TAREFA PROPOSTA A
Nos registros, modifique tudo o que vai da linha que contém "heatmap-cell xyxy=(279,595,309,607)" até a linha que contém "heatmap-cell xyxy=(279,508,309,519)". Reproduza essas linhas trocando "x-tick-label" por "x-axis-label" e mantenha todo o resto igual.

TRECHO CITADO
Ora, como se sabe, a prática de solicitar às delegações nacionais a elaboração trabalhos prévios com o objetivo de desvelar regras mediante sua análise comparada não era alheia aos CIAM. Se durante os trabalhos de preparação do IV CIAM esta análise aparece como um método, o “urbanismo comparado”, defendido pelo presidente deste congresso, Van Eesteren; procedimentos semelhantes, no entanto, já haviam sido experimentados anteriormente nos eventos de Frankfurt e de Bruxelas (35). Para o congresso Frankfurt de 1929, presidido por Ernest May, os representantes de cada país organizaram uma “coletânea de planos realizados dentro de seus países, apresentados à mesma escala e seguindo regras de representação gráficas únicas” (36). Na preparação do evento de Bruxelas, de 1930, Hans Schmidt, na condição de membro do comitê de organização da exposição “Loteamento Racional”, sugeriu ampliar este trabalho prévio: além da comparação entre análises de loteamentos e de normas existentes nos diversos países, já prevista para a mostra, propôs que fosse realizada, também, uma enquete urbana na escala internacional (37) sintetizada na forma de esquemas gráficos – com base nos parâmetros que ele próprio havia desenvolvido para Genebra, Zurique e Basileia (38). Segundo Enrico Chapel, Le Corbusier não somente apoiara a proposta de Hans Schmidt durante a reunião preparatória do III CIAM, como, também, desvelou o potencial da “comparação visual como meio eficaz para definir de uma vez por todas os princípios gerais da urbanização” (39).
A comparação visual ensejada na exposição do III CIAM seria aprofundada no “urbanismo comparado” proposto pelo grupo neerlandês para o quarto congresso – cuja referência principal fora a experiência de planejamento de Amsterdã, a qual Van Eesteren passou integrar a partir de 1929 (40). Com o objetivo claro “definir as linhas de uma ciência urbana ainda balbuciante e alcançar a síntese da cidade moderna a partir da análise crítica das cidades existentes” (41), as diretrizes para o IV CIAM afirmavam:
A noção de “cidade funcional” exprime a ideia que as funções essenciais da cidade – a habitação, a produção (trabalho), o relaxamento como elemento de ligação na circulação – são determinantes para as formas de aglomeração urbana. Nós desejamos estabelecer os princípios da cidade funcional, e as condições que permitem sua realização. Para poder empreender este trabalho seriamente, é necessário reunir documentos antes (42).

TAREFA PROPOSTA B
Responda, com base no trecho sobre os CIAM:
(i) Quem presidiu o congresso de Frankfurt de 1929?
(ii) Para quais cidades Hans Schmidt havia desenvolvido os parâmetros em que se baseava sua proposta de enquete urbana?
(iii) A experiência de planejamento de qual cidade foi a referência principal do "urbanismo comparado" proposto pelo grupo neerlandês?

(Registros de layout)

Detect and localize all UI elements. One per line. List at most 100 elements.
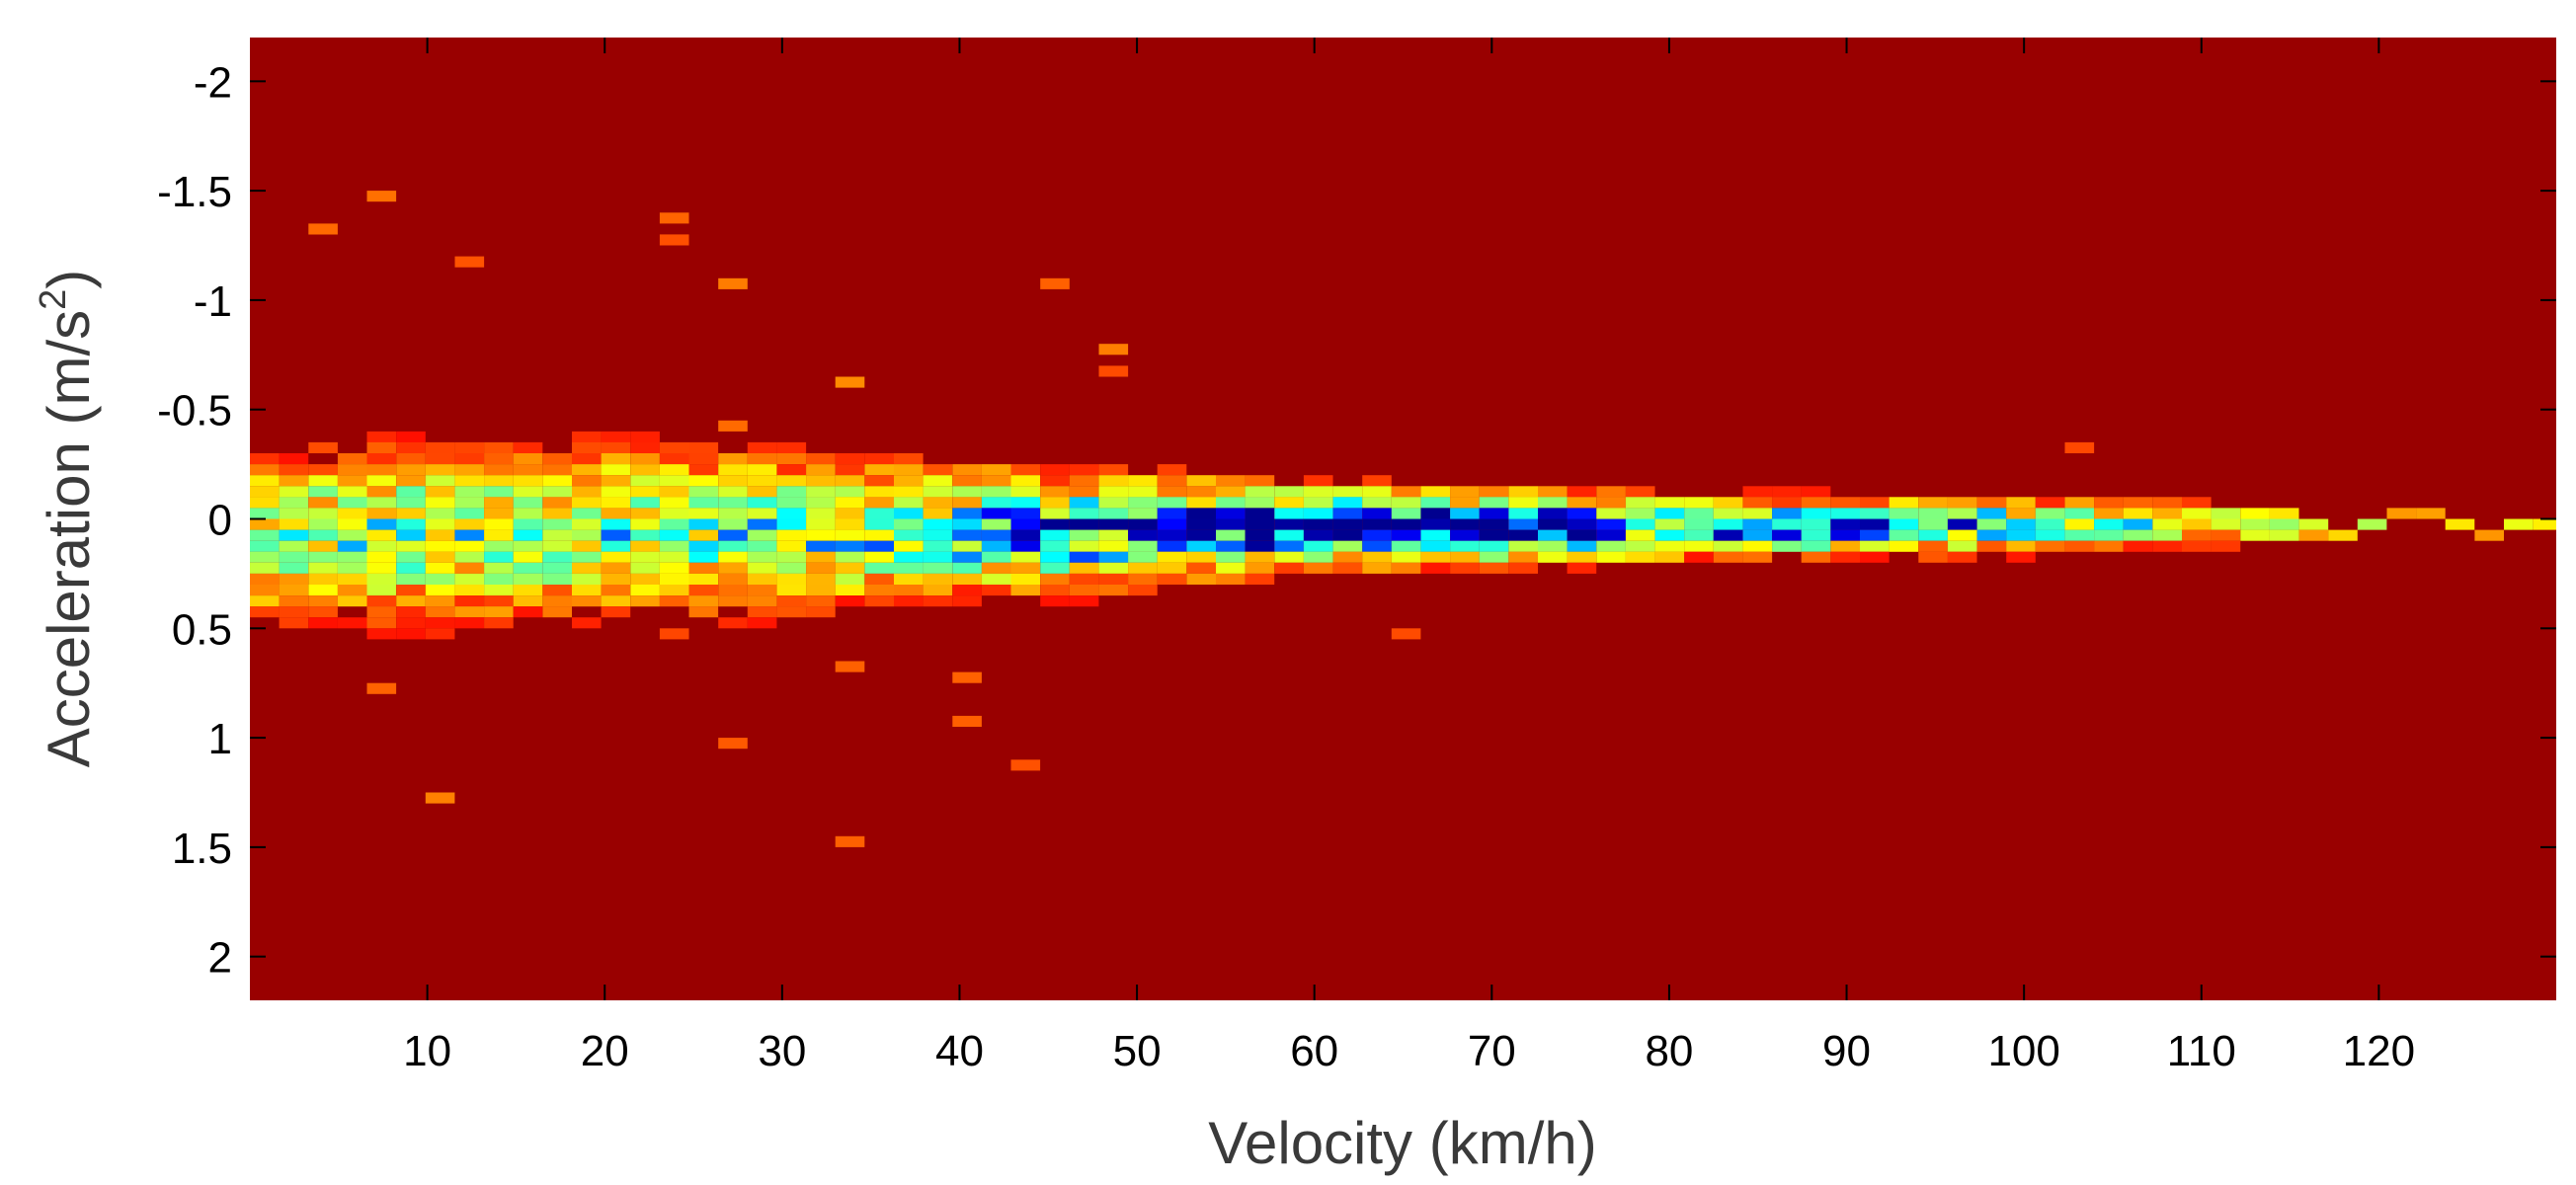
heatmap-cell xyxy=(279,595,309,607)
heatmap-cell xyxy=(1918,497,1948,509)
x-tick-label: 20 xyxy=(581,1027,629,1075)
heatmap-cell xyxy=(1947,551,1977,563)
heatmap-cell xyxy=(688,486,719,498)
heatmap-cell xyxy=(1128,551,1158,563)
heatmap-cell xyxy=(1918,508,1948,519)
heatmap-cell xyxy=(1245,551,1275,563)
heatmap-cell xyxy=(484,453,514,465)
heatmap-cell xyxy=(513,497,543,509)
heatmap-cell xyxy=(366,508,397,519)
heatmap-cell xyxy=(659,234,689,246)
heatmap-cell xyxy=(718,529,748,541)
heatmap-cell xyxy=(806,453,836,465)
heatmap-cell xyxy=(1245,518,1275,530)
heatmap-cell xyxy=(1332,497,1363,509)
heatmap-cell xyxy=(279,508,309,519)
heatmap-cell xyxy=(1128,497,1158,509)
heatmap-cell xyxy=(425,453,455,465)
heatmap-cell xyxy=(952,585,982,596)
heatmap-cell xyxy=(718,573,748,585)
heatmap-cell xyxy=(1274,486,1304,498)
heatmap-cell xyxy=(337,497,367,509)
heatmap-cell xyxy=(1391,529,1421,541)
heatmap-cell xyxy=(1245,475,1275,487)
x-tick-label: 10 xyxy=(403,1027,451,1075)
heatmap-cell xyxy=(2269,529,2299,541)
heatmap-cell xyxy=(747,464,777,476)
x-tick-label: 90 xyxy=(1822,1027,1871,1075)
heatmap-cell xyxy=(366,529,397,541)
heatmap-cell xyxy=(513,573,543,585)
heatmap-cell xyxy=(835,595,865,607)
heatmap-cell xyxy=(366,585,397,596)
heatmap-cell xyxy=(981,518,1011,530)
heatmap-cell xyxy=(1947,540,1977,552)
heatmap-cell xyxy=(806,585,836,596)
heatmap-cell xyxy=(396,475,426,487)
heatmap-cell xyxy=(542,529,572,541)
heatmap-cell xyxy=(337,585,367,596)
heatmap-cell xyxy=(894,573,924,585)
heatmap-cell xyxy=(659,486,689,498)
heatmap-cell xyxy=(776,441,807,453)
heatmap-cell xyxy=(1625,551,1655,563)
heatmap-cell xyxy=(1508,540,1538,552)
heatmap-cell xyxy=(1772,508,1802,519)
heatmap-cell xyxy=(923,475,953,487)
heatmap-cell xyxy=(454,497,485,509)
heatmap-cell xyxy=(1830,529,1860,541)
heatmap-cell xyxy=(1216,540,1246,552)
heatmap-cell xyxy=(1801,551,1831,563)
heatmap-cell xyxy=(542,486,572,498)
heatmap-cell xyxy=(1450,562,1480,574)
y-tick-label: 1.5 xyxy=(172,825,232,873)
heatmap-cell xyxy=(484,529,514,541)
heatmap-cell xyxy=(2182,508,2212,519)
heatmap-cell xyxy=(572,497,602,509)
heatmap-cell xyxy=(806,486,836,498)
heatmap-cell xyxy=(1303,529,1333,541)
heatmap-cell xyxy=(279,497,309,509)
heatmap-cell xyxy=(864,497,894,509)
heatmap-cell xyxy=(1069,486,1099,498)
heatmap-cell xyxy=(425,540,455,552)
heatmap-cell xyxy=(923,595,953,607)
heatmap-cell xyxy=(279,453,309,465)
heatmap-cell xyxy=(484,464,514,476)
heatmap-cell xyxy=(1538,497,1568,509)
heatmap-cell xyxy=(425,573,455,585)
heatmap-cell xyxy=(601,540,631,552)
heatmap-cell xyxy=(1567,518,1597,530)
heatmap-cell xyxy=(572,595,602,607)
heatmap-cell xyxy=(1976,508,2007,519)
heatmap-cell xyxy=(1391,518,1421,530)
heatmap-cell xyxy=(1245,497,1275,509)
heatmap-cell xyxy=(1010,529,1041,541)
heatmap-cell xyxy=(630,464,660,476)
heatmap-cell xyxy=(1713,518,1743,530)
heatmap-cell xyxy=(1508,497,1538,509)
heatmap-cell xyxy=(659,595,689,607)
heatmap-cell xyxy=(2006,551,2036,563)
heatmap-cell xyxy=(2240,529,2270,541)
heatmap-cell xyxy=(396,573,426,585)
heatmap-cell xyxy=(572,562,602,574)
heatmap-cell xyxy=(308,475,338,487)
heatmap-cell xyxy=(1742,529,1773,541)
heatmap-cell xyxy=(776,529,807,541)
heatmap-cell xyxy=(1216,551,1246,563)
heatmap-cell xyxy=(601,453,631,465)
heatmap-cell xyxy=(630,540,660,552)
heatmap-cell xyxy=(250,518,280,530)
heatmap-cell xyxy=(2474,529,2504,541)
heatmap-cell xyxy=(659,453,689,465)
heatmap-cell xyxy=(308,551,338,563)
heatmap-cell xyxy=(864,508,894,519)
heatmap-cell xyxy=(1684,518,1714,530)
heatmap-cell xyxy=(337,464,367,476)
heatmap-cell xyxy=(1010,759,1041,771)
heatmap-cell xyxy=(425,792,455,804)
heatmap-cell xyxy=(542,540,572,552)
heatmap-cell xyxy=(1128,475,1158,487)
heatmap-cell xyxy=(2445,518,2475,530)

==

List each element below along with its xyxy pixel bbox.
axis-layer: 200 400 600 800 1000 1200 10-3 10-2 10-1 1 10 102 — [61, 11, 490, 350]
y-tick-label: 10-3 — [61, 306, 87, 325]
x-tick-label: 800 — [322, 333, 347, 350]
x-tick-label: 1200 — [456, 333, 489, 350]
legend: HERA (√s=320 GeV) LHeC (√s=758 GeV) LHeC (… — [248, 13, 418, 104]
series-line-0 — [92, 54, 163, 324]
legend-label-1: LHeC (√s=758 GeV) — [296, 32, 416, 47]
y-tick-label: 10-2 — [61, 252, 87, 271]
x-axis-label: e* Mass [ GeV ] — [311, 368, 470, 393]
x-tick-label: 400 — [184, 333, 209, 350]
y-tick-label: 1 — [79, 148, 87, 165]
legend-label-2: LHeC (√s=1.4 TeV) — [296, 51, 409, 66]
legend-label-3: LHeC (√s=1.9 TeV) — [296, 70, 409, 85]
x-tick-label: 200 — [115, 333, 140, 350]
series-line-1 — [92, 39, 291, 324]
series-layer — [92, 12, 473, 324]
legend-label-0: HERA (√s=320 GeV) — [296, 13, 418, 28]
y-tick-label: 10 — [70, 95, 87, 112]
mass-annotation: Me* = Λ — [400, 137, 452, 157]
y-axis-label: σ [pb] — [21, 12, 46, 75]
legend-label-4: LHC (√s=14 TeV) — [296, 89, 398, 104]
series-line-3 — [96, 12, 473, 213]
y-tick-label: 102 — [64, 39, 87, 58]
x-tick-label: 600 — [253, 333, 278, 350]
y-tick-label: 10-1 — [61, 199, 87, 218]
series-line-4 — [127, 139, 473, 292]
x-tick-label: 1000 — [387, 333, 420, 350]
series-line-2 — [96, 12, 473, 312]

...

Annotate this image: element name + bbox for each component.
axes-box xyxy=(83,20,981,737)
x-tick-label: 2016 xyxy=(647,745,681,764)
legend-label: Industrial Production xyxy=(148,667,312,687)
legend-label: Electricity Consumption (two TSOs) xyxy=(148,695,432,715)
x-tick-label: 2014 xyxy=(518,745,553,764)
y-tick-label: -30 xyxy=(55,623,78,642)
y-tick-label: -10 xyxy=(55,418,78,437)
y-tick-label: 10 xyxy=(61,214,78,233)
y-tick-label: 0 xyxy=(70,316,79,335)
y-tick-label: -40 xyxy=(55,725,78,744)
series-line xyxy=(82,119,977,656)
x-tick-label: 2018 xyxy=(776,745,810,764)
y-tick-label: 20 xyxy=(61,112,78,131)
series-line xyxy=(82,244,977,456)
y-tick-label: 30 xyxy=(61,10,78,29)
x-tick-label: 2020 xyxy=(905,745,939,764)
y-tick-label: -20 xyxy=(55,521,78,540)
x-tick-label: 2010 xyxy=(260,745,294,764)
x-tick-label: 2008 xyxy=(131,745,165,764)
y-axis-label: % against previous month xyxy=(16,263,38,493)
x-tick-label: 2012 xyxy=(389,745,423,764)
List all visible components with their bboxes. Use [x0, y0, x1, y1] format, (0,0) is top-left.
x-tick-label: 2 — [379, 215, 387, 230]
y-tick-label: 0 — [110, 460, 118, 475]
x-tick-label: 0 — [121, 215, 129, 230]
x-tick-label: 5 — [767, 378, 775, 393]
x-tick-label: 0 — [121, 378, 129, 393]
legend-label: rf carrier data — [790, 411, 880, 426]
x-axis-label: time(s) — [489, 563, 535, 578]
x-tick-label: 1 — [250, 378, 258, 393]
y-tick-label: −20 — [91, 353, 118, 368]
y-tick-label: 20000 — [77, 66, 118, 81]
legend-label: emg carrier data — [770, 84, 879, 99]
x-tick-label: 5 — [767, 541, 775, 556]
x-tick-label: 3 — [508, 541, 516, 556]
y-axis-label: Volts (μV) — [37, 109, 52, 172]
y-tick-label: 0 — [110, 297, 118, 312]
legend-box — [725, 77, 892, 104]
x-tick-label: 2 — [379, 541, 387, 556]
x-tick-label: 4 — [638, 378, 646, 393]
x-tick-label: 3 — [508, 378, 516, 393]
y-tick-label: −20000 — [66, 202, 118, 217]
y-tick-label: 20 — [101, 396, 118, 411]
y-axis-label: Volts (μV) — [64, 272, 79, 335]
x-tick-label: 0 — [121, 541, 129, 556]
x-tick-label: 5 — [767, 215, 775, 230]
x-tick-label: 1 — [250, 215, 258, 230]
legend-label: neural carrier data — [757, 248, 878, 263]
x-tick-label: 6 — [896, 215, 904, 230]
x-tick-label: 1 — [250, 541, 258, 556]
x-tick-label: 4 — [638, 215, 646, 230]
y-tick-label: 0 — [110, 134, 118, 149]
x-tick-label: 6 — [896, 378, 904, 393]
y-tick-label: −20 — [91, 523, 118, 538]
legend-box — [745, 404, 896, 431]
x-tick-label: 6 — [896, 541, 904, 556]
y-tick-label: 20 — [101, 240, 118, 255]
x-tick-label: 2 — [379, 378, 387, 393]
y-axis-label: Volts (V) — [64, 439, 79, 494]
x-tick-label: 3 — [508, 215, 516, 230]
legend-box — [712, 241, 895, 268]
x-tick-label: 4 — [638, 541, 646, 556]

RESPOSTA COMPLETA A
heatmap-cell xyxy=(279,595,309,607)
heatmap-cell xyxy=(1918,497,1948,509)
x-axis-label: 20 xyxy=(581,1027,629,1075)
heatmap-cell xyxy=(1947,551,1977,563)
heatmap-cell xyxy=(688,486,719,498)
heatmap-cell xyxy=(1128,551,1158,563)
heatmap-cell xyxy=(1918,508,1948,519)
heatmap-cell xyxy=(1245,551,1275,563)
heatmap-cell xyxy=(484,453,514,465)
heatmap-cell xyxy=(513,497,543,509)
heatmap-cell xyxy=(366,508,397,519)
heatmap-cell xyxy=(659,234,689,246)
heatmap-cell xyxy=(718,529,748,541)
heatmap-cell xyxy=(806,453,836,465)
heatmap-cell xyxy=(1245,518,1275,530)
heatmap-cell xyxy=(1332,497,1363,509)
heatmap-cell xyxy=(279,508,309,519)

RESPOSTA COMPLETA B
(i) Ernest May.
(ii) Genebra, Zurique e Basileia.
(iii) Amsterdã.